Start of Material shown

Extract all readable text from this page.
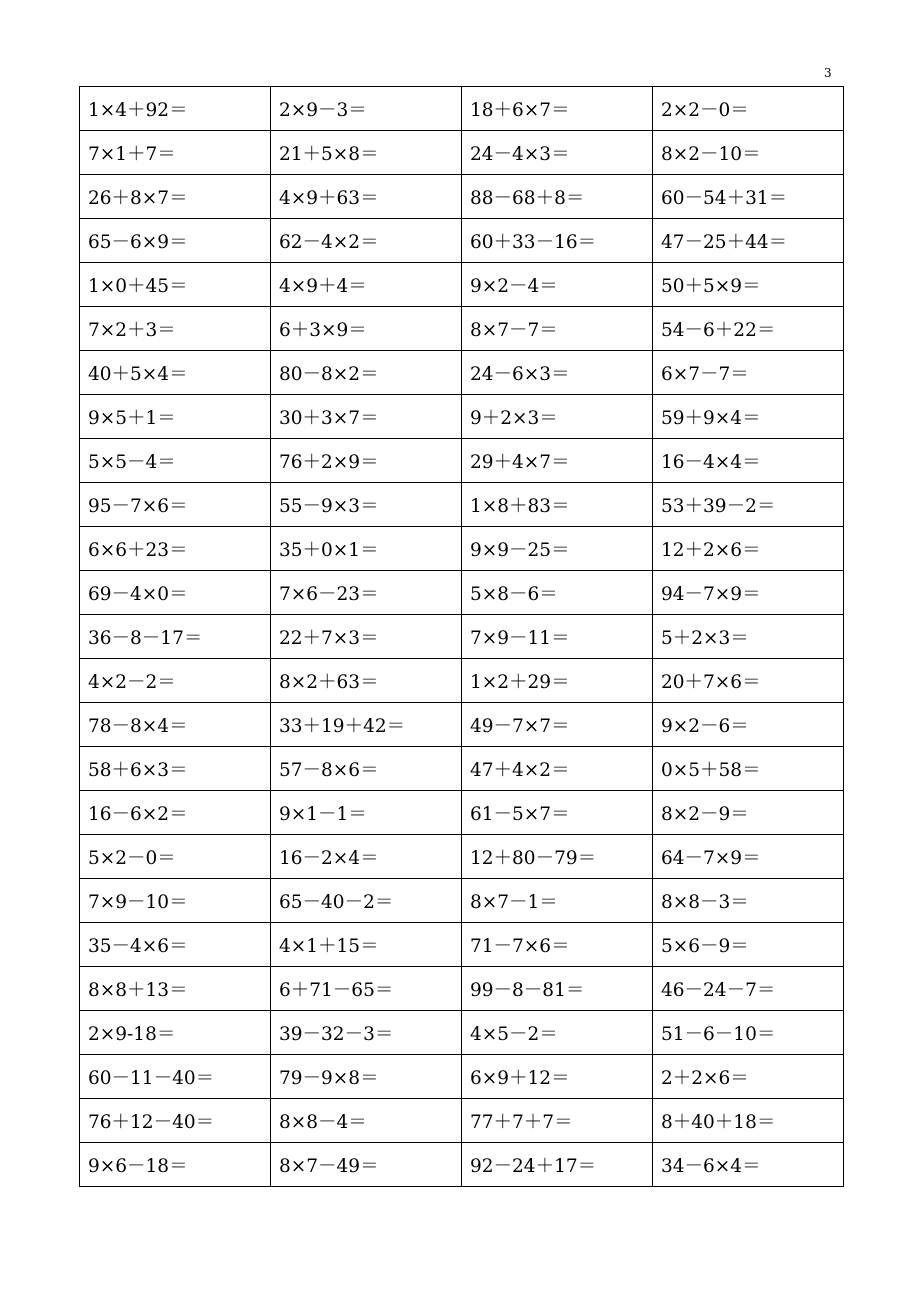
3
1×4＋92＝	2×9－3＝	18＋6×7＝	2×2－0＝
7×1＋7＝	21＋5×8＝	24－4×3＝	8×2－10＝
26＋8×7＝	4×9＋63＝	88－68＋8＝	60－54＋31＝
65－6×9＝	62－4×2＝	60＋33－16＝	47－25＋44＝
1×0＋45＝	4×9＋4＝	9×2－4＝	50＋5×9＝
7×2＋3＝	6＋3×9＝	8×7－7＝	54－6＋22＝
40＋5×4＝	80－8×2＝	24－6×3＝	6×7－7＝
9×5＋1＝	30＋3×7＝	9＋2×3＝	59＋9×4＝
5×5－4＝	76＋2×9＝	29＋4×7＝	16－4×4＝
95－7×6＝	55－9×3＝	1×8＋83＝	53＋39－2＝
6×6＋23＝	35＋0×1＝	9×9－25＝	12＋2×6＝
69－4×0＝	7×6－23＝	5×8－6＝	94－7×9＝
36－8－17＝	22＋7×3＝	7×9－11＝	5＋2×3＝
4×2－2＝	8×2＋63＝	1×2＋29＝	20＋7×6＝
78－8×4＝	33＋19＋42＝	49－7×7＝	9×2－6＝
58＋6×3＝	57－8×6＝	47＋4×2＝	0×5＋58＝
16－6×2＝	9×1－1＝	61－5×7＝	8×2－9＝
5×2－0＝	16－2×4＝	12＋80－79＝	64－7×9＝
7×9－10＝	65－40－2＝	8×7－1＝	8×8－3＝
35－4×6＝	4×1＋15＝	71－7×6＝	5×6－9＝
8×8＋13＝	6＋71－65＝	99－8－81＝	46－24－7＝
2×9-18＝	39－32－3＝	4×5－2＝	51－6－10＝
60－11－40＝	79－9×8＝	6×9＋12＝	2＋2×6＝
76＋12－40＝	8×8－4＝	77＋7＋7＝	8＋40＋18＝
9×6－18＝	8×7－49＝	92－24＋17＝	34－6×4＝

End of Material shown

### Exercise instructions
Restate the full listing verbatim and drop every picture.

### Exercise output
Extract all readable text from this page.
3
1×4＋92＝	2×9－3＝	18＋6×7＝	2×2－0＝
7×1＋7＝	21＋5×8＝	24－4×3＝	8×2－10＝
26＋8×7＝	4×9＋63＝	88－68＋8＝	60－54＋31＝
65－6×9＝	62－4×2＝	60＋33－16＝	47－25＋44＝
1×0＋45＝	4×9＋4＝	9×2－4＝	50＋5×9＝
7×2＋3＝	6＋3×9＝	8×7－7＝	54－6＋22＝
40＋5×4＝	80－8×2＝	24－6×3＝	6×7－7＝
9×5＋1＝	30＋3×7＝	9＋2×3＝	59＋9×4＝
5×5－4＝	76＋2×9＝	29＋4×7＝	16－4×4＝
95－7×6＝	55－9×3＝	1×8＋83＝	53＋39－2＝
6×6＋23＝	35＋0×1＝	9×9－25＝	12＋2×6＝
69－4×0＝	7×6－23＝	5×8－6＝	94－7×9＝
36－8－17＝	22＋7×3＝	7×9－11＝	5＋2×3＝
4×2－2＝	8×2＋63＝	1×2＋29＝	20＋7×6＝
78－8×4＝	33＋19＋42＝	49－7×7＝	9×2－6＝
58＋6×3＝	57－8×6＝	47＋4×2＝	0×5＋58＝
16－6×2＝	9×1－1＝	61－5×7＝	8×2－9＝
5×2－0＝	16－2×4＝	12＋80－79＝	64－7×9＝
7×9－10＝	65－40－2＝	8×7－1＝	8×8－3＝
35－4×6＝	4×1＋15＝	71－7×6＝	5×6－9＝
8×8＋13＝	6＋71－65＝	99－8－81＝	46－24－7＝
2×9-18＝	39－32－3＝	4×5－2＝	51－6－10＝
60－11－40＝	79－9×8＝	6×9＋12＝	2＋2×6＝
76＋12－40＝	8×8－4＝	77＋7＋7＝	8＋40＋18＝
9×6－18＝	8×7－49＝	92－24＋17＝	34－6×4＝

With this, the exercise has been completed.